§ DIRECTIONS FOR THIS TASK
Work through the data line by line, gathering every line that has the word "Sheets".

§ Figure content listings
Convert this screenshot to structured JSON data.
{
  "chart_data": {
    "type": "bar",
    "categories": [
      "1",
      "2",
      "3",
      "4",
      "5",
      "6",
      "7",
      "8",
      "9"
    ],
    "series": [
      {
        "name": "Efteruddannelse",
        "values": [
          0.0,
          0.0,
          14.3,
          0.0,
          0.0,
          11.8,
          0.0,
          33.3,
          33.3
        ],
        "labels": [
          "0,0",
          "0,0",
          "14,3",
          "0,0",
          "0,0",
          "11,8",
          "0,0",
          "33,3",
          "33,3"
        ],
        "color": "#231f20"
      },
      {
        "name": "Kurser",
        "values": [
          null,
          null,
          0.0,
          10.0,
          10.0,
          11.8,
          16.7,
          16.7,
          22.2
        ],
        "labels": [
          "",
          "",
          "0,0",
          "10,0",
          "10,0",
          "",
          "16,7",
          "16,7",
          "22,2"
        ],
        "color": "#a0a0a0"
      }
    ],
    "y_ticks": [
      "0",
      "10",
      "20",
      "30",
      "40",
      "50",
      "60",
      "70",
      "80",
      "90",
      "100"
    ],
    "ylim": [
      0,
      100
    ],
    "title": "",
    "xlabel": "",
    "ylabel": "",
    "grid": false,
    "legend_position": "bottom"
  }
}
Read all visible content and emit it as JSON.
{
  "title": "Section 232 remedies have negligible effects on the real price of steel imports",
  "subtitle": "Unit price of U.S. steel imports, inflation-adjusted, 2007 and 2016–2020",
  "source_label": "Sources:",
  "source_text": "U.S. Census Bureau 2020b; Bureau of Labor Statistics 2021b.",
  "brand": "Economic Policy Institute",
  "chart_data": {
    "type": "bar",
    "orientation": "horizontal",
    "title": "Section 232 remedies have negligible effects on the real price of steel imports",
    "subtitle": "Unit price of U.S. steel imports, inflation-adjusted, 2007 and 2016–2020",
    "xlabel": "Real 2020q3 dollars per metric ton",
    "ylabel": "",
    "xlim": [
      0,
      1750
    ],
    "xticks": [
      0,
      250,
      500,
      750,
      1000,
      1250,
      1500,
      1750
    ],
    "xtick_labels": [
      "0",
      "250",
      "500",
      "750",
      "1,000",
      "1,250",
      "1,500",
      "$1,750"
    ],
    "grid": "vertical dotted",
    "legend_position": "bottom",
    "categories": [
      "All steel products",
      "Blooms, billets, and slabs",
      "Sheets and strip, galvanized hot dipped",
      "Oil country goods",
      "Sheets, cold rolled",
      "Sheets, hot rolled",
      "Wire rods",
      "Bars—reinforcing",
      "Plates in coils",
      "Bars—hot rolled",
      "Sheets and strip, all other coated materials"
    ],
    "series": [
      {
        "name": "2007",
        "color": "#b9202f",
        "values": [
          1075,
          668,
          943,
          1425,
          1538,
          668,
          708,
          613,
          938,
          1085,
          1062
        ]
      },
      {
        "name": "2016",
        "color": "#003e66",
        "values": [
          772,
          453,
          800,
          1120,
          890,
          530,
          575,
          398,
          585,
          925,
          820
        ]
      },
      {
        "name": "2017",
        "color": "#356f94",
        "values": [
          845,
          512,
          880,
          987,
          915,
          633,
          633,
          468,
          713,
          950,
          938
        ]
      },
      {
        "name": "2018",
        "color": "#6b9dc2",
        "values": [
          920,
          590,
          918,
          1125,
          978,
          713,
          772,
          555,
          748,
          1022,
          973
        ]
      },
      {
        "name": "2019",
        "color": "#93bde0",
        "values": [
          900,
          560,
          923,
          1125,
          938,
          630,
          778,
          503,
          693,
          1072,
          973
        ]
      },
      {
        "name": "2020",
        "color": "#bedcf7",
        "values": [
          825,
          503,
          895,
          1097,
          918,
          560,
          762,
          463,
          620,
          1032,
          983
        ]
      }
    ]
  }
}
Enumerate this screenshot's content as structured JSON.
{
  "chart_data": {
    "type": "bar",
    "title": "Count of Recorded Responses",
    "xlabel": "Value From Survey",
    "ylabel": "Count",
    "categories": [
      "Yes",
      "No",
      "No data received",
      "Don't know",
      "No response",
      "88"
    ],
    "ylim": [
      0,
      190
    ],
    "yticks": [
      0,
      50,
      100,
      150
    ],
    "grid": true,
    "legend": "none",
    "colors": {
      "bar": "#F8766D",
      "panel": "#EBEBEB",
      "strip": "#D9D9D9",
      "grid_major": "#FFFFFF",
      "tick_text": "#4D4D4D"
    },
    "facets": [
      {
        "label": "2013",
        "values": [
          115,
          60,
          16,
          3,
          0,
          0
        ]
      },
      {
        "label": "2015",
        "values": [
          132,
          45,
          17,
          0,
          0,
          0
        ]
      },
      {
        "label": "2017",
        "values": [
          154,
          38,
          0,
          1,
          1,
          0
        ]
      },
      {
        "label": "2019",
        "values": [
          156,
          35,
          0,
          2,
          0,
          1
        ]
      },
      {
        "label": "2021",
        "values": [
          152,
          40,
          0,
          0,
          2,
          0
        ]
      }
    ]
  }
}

§ RESPONSE
      "Sheets and strip, galvanized hot dipped",
      "Sheets, cold rolled",
      "Sheets, hot rolled",
      "Sheets and strip, all other coated materials"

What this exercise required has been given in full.